> **Instructions to follow**: Copy out the complete listing, word for word.

Start of Dataset excerpts

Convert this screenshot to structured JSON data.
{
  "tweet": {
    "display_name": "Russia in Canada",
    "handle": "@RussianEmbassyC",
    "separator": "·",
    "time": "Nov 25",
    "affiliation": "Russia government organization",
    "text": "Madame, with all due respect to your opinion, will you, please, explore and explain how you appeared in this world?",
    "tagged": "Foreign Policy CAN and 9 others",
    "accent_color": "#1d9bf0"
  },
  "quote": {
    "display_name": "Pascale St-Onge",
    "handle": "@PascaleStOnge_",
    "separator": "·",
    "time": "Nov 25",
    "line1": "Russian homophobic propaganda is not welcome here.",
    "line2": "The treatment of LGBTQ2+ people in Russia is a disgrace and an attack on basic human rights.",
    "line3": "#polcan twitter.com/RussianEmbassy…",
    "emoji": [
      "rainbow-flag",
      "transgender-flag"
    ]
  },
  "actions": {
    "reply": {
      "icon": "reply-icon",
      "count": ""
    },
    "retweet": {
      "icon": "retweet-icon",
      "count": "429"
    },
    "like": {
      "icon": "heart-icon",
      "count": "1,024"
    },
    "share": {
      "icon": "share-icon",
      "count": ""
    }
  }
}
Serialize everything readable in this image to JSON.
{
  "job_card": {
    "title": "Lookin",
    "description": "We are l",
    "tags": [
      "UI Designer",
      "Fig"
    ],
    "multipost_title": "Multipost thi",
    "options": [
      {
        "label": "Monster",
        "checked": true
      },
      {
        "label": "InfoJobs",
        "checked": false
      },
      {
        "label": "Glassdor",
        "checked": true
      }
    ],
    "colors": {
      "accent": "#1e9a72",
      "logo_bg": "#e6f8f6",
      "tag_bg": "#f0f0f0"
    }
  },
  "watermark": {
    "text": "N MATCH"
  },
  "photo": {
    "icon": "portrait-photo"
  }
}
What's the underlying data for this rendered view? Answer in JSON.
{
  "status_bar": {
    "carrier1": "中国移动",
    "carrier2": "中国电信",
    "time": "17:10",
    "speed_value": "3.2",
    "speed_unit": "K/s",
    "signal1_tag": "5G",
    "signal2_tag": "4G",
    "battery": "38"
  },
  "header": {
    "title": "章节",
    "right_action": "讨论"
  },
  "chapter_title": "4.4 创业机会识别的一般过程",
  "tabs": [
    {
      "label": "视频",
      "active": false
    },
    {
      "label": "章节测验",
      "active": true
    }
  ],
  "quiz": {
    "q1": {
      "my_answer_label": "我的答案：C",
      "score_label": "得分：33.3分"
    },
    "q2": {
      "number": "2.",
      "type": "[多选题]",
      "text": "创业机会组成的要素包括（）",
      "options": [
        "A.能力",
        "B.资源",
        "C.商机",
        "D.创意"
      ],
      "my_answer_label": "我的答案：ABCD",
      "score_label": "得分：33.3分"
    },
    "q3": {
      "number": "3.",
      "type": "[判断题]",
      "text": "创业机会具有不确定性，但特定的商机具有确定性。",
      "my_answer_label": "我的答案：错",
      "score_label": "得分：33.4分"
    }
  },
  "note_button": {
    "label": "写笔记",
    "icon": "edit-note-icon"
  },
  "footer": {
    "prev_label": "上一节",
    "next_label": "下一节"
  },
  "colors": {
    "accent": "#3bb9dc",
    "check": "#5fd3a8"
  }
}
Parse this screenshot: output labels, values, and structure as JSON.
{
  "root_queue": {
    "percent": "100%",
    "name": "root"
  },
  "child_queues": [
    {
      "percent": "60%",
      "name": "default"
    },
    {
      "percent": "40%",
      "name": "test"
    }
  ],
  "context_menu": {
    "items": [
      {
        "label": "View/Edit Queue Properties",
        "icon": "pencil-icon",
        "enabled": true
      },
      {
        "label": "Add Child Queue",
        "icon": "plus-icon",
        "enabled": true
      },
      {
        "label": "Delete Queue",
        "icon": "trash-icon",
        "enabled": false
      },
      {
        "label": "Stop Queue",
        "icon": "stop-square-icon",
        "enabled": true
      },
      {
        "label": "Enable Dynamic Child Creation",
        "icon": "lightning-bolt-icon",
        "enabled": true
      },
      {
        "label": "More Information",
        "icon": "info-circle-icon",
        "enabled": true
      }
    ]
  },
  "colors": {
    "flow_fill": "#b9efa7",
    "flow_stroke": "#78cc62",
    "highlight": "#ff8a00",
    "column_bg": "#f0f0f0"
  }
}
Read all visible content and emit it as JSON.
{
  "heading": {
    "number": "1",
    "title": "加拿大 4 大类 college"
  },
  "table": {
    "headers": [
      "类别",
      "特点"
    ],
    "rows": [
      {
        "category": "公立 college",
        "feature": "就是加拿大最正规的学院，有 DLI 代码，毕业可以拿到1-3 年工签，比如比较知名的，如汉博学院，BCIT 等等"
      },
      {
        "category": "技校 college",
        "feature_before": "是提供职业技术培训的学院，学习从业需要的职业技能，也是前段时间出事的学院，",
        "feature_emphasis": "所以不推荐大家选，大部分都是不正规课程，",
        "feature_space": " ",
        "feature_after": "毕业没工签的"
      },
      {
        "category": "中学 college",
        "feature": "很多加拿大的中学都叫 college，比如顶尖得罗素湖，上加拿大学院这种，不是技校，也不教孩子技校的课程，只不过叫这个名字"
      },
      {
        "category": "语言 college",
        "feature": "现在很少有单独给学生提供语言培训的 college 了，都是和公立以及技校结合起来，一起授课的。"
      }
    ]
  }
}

End of Dataset excerpts

> **Output of the task**:
Convert this screenshot to structured JSON data.
{
  "tweet": {
    "display_name": "Russia in Canada",
    "handle": "@RussianEmbassyC",
    "separator": "·",
    "time": "Nov 25",
    "affiliation": "Russia government organization",
    "text": "Madame, with all due respect to your opinion, will you, please, explore and explain how you appeared in this world?",
    "tagged": "Foreign Policy CAN and 9 others",
    "accent_color": "#1d9bf0"
  },
  "quote": {
    "display_name": "Pascale St-Onge",
    "handle": "@PascaleStOnge_",
    "separator": "·",
    "time": "Nov 25",
    "line1": "Russian homophobic propaganda is not welcome here.",
    "line2": "The treatment of LGBTQ2+ people in Russia is a disgrace and an attack on basic human rights.",
    "line3": "#polcan twitter.com/RussianEmbassy…",
    "emoji": [
      "rainbow-flag",
      "transgender-flag"
    ]
  },
  "actions": {
    "reply": {
      "icon": "reply-icon",
      "count": ""
    },
    "retweet": {
      "icon": "retweet-icon",
      "count": "429"
    },
    "like": {
      "icon": "heart-icon",
      "count": "1,024"
    },
    "share": {
      "icon": "share-icon",
      "count": ""
    }
  }
}
Serialize everything readable in this image to JSON.
{
  "job_card": {
    "title": "Lookin",
    "description": "We are l",
    "tags": [
      "UI Designer",
      "Fig"
    ],
    "multipost_title": "Multipost thi",
    "options": [
      {
        "label": "Monster",
        "checked": true
      },
      {
        "label": "InfoJobs",
        "checked": false
      },
      {
        "label": "Glassdor",
        "checked": true
      }
    ],
    "colors": {
      "accent": "#1e9a72",
      "logo_bg": "#e6f8f6",
      "tag_bg": "#f0f0f0"
    }
  },
  "watermark": {
    "text": "N MATCH"
  },
  "photo": {
    "icon": "portrait-photo"
  }
}
What's the underlying data for this rendered view? Answer in JSON.
{
  "status_bar": {
    "carrier1": "中国移动",
    "carrier2": "中国电信",
    "time": "17:10",
    "speed_value": "3.2",
    "speed_unit": "K/s",
    "signal1_tag": "5G",
    "signal2_tag": "4G",
    "battery": "38"
  },
  "header": {
    "title": "章节",
    "right_action": "讨论"
  },
  "chapter_title": "4.4 创业机会识别的一般过程",
  "tabs": [
    {
      "label": "视频",
      "active": false
    },
    {
      "label": "章节测验",
      "active": true
    }
  ],
  "quiz": {
    "q1": {
      "my_answer_label": "我的答案：C",
      "score_label": "得分：33.3分"
    },
    "q2": {
      "number": "2.",
      "type": "[多选题]",
      "text": "创业机会组成的要素包括（）",
      "options": [
        "A.能力",
        "B.资源",
        "C.商机",
        "D.创意"
      ],
      "my_answer_label": "我的答案：ABCD",
      "score_label": "得分：33.3分"
    },
    "q3": {
      "number": "3.",
      "type": "[判断题]",
      "text": "创业机会具有不确定性，但特定的商机具有确定性。",
      "my_answer_label": "我的答案：错",
      "score_label": "得分：33.4分"
    }
  },
  "note_button": {
    "label": "写笔记",
    "icon": "edit-note-icon"
  },
  "footer": {
    "prev_label": "上一节",
    "next_label": "下一节"
  },
  "colors": {
    "accent": "#3bb9dc",
    "check": "#5fd3a8"
  }
}
Parse this screenshot: output labels, values, and structure as JSON.
{
  "root_queue": {
    "percent": "100%",
    "name": "root"
  },
  "child_queues": [
    {
      "percent": "60%",
      "name": "default"
    },
    {
      "percent": "40%",
      "name": "test"
    }
  ],
  "context_menu": {
    "items": [
      {
        "label": "View/Edit Queue Properties",
        "icon": "pencil-icon",
        "enabled": true
      },
      {
        "label": "Add Child Queue",
        "icon": "plus-icon",
        "enabled": true
      },
      {
        "label": "Delete Queue",
        "icon": "trash-icon",
        "enabled": false
      },
      {
        "label": "Stop Queue",
        "icon": "stop-square-icon",
        "enabled": true
      },
      {
        "label": "Enable Dynamic Child Creation",
        "icon": "lightning-bolt-icon",
        "enabled": true
      },
      {
        "label": "More Information",
        "icon": "info-circle-icon",
        "enabled": true
      }
    ]
  },
  "colors": {
    "flow_fill": "#b9efa7",
    "flow_stroke": "#78cc62",
    "highlight": "#ff8a00",
    "column_bg": "#f0f0f0"
  }
}
Read all visible content and emit it as JSON.
{
  "heading": {
    "number": "1",
    "title": "加拿大 4 大类 college"
  },
  "table": {
    "headers": [
      "类别",
      "特点"
    ],
    "rows": [
      {
        "category": "公立 college",
        "feature": "就是加拿大最正规的学院，有 DLI 代码，毕业可以拿到1-3 年工签，比如比较知名的，如汉博学院，BCIT 等等"
      },
      {
        "category": "技校 college",
        "feature_before": "是提供职业技术培训的学院，学习从业需要的职业技能，也是前段时间出事的学院，",
        "feature_emphasis": "所以不推荐大家选，大部分都是不正规课程，",
        "feature_space": " ",
        "feature_after": "毕业没工签的"
      },
      {
        "category": "中学 college",
        "feature": "很多加拿大的中学都叫 college，比如顶尖得罗素湖，上加拿大学院这种，不是技校，也不教孩子技校的课程，只不过叫这个名字"
      },
      {
        "category": "语言 college",
        "feature": "现在很少有单独给学生提供语言培训的 college 了，都是和公立以及技校结合起来，一起授课的。"
      }
    ]
  }
}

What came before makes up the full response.